**WHAT THE TASK ASKS**
Copy each line of the data below exactly, leaving out pictures.

-------------------------

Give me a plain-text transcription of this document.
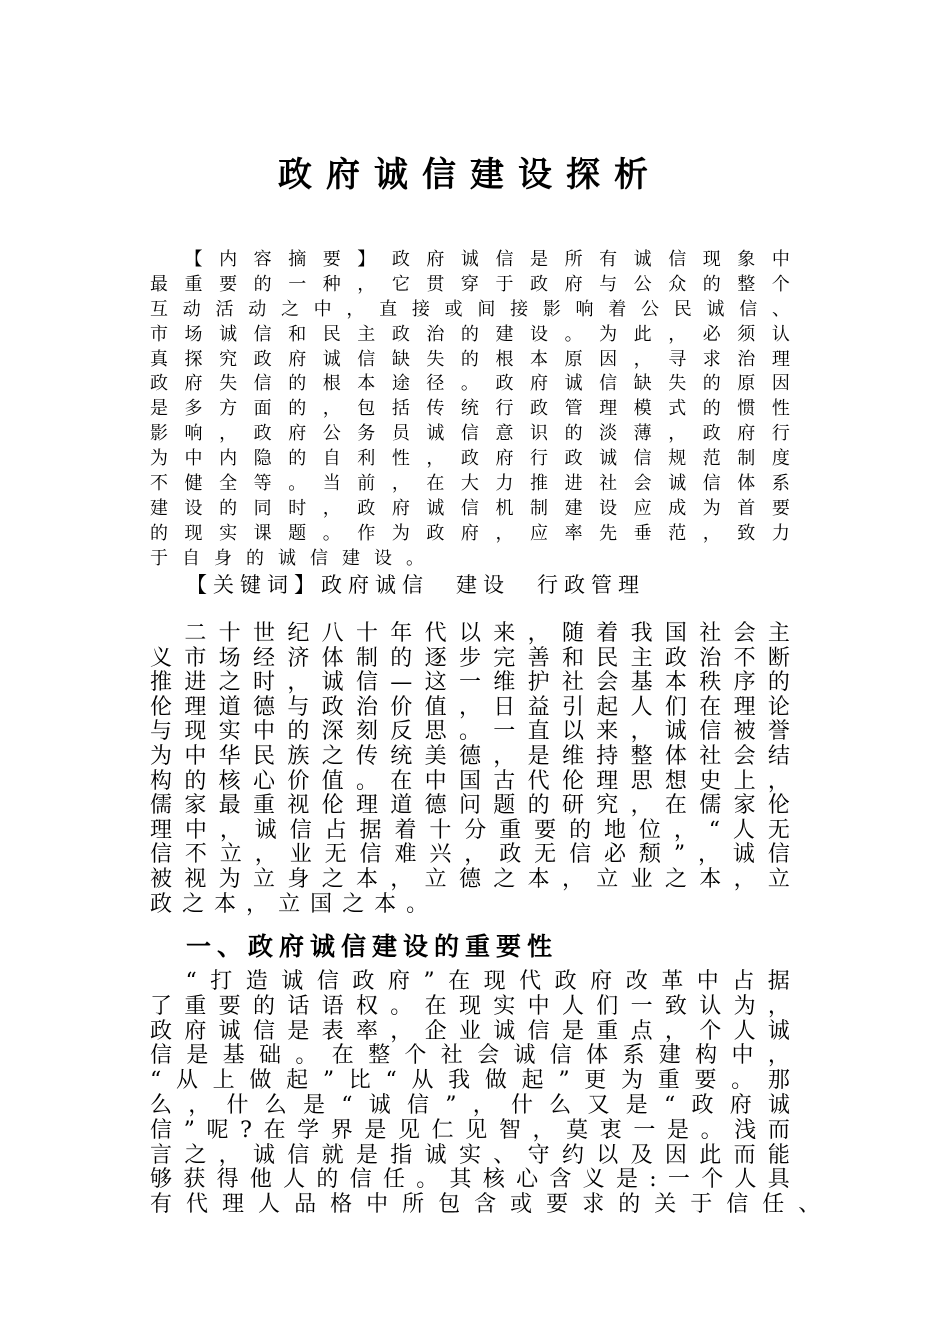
政府诚信建设探析

【 内 容 摘 要 】 政 府 诚 信 是 所 有 诚 信 现 象 中
最 重 要 的 一 种 ， 它 贯 穿 于 政 府 与 公 众 的 整 个
互 动 活 动 之 中 ， 直 接 或 间 接 影 响 着 公 民 诚 信 、
市 场 诚 信 和 民 主 政 治 的 建 设 。 为 此 ， 必 须 认
真 探 究 政 府 诚 信 缺 失 的 根 本 原 因 ， 寻 求 治 理
政 府 失 信 的 根 本 途 径 。 政 府 诚 信 缺 失 的 原 因
是 多 方 面 的 ， 包 括 传 统 行 政 管 理 模 式 的 惯 性
影 响 ， 政 府 公 务 员 诚 信 意 识 的 淡 薄 ， 政 府 行
为 中 内 隐 的 自 利 性 ， 政 府 行 政 诚 信 规 范 制 度
不 健 全 等 。 当 前 ， 在 大 力 推 进 社 会 诚 信 体 系
建 设 的 同 时 ， 政 府 诚 信 机 制 建 设 应 成 为 首 要
的 现 实 课 题 。 作 为 政 府 ， 应 率 先 垂 范 ， 致 力
于 自 身 的 诚 信 建 设 。
【关键词】政府诚信　建设　行政管理

二 十 世 纪 八 十 年 代 以 来 ， 随 着 我 国 社 会 主
义 市 场 经 济 体 制 的 逐 步 完 善 和 民 主 政 治 不 断
推 进 之 时 ， 诚 信 — 这 一 维 护 社 会 基 本 秩 序 的
伦 理 道 德 与 政 治 价 值 ， 日 益 引 起 人 们 在 理 论
与 现 实 中 的 深 刻 反 思 。 一 直 以 来 ， 诚 信 被 誉
为 中 华 民 族 之 传 统 美 德 ， 是 维 持 整 体 社 会 结
构 的 核 心 价 值 。 在 中 国 古 代 伦 理 思 想 史 上 ，
儒 家 最 重 视 伦 理 道 德 问 题 的 研 究 ， 在 儒 家 伦
理 中 ， 诚 信 占 据 着 十 分 重 要 的 地 位 ， “ 人 无
信 不 立 ， 业 无 信 难 兴 ， 政 无 信 必 颓 ” ， 诚 信
被 视 为 立 身 之 本 ， 立 德 之 本 ， 立 业 之 本 ， 立
政 之 本 ， 立 国 之 本 。
一、政府诚信建设的重要性

“ 打 造 诚 信 政 府 ” 在 现 代 政 府 改 革 中 占 据
了 重 要 的 话 语 权 。 在 现 实 中 人 们 一 致 认 为 ，
政 府 诚 信 是 表 率 ， 企 业 诚 信 是 重 点 ， 个 人 诚
信 是 基 础 。 在 整 个 社 会 诚 信 体 系 建 构 中 ，
“ 从 上 做 起 ” 比 “ 从 我 做 起 ” 更 为 重 要 。 那
么 ， 什 么 是 “ 诚 信 ” ， 什 么 又 是 “ 政 府 诚
信 ” 呢 ? 在 学 界 是 见 仁 见 智 ， 莫 衷 一 是 。 浅 而
言 之 ， 诚 信 就 是 指 诚 实 、 守 约 以 及 因 此 而 能
够 获 得 他 人 的 信 任 。 其 核 心 含 义 是 : 一 个 人 具
有 代 理 人 品 格 中 所 包 含 或 要 求 的 关 于 信 任 、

-------------------------

**ANSWER TO THIS TASK**
Give me a plain-text transcription of this document.
政府诚信建设探析

【 内 容 摘 要 】 政 府 诚 信 是 所 有 诚 信 现 象 中
最 重 要 的 一 种 ， 它 贯 穿 于 政 府 与 公 众 的 整 个
互 动 活 动 之 中 ， 直 接 或 间 接 影 响 着 公 民 诚 信 、
市 场 诚 信 和 民 主 政 治 的 建 设 。 为 此 ， 必 须 认
真 探 究 政 府 诚 信 缺 失 的 根 本 原 因 ， 寻 求 治 理
政 府 失 信 的 根 本 途 径 。 政 府 诚 信 缺 失 的 原 因
是 多 方 面 的 ， 包 括 传 统 行 政 管 理 模 式 的 惯 性
影 响 ， 政 府 公 务 员 诚 信 意 识 的 淡 薄 ， 政 府 行
为 中 内 隐 的 自 利 性 ， 政 府 行 政 诚 信 规 范 制 度
不 健 全 等 。 当 前 ， 在 大 力 推 进 社 会 诚 信 体 系
建 设 的 同 时 ， 政 府 诚 信 机 制 建 设 应 成 为 首 要
的 现 实 课 题 。 作 为 政 府 ， 应 率 先 垂 范 ， 致 力
于 自 身 的 诚 信 建 设 。
【关键词】政府诚信　建设　行政管理

二 十 世 纪 八 十 年 代 以 来 ， 随 着 我 国 社 会 主
义 市 场 经 济 体 制 的 逐 步 完 善 和 民 主 政 治 不 断
推 进 之 时 ， 诚 信 — 这 一 维 护 社 会 基 本 秩 序 的
伦 理 道 德 与 政 治 价 值 ， 日 益 引 起 人 们 在 理 论
与 现 实 中 的 深 刻 反 思 。 一 直 以 来 ， 诚 信 被 誉
为 中 华 民 族 之 传 统 美 德 ， 是 维 持 整 体 社 会 结
构 的 核 心 价 值 。 在 中 国 古 代 伦 理 思 想 史 上 ，
儒 家 最 重 视 伦 理 道 德 问 题 的 研 究 ， 在 儒 家 伦
理 中 ， 诚 信 占 据 着 十 分 重 要 的 地 位 ， “ 人 无
信 不 立 ， 业 无 信 难 兴 ， 政 无 信 必 颓 ” ， 诚 信
被 视 为 立 身 之 本 ， 立 德 之 本 ， 立 业 之 本 ， 立
政 之 本 ， 立 国 之 本 。
一、政府诚信建设的重要性

“ 打 造 诚 信 政 府 ” 在 现 代 政 府 改 革 中 占 据
了 重 要 的 话 语 权 。 在 现 实 中 人 们 一 致 认 为 ，
政 府 诚 信 是 表 率 ， 企 业 诚 信 是 重 点 ， 个 人 诚
信 是 基 础 。 在 整 个 社 会 诚 信 体 系 建 构 中 ，
“ 从 上 做 起 ” 比 “ 从 我 做 起 ” 更 为 重 要 。 那
么 ， 什 么 是 “ 诚 信 ” ， 什 么 又 是 “ 政 府 诚
信 ” 呢 ? 在 学 界 是 见 仁 见 智 ， 莫 衷 一 是 。 浅 而
言 之 ， 诚 信 就 是 指 诚 实 、 守 约 以 及 因 此 而 能
够 获 得 他 人 的 信 任 。 其 核 心 含 义 是 : 一 个 人 具
有 代 理 人 品 格 中 所 包 含 或 要 求 的 关 于 信 任 、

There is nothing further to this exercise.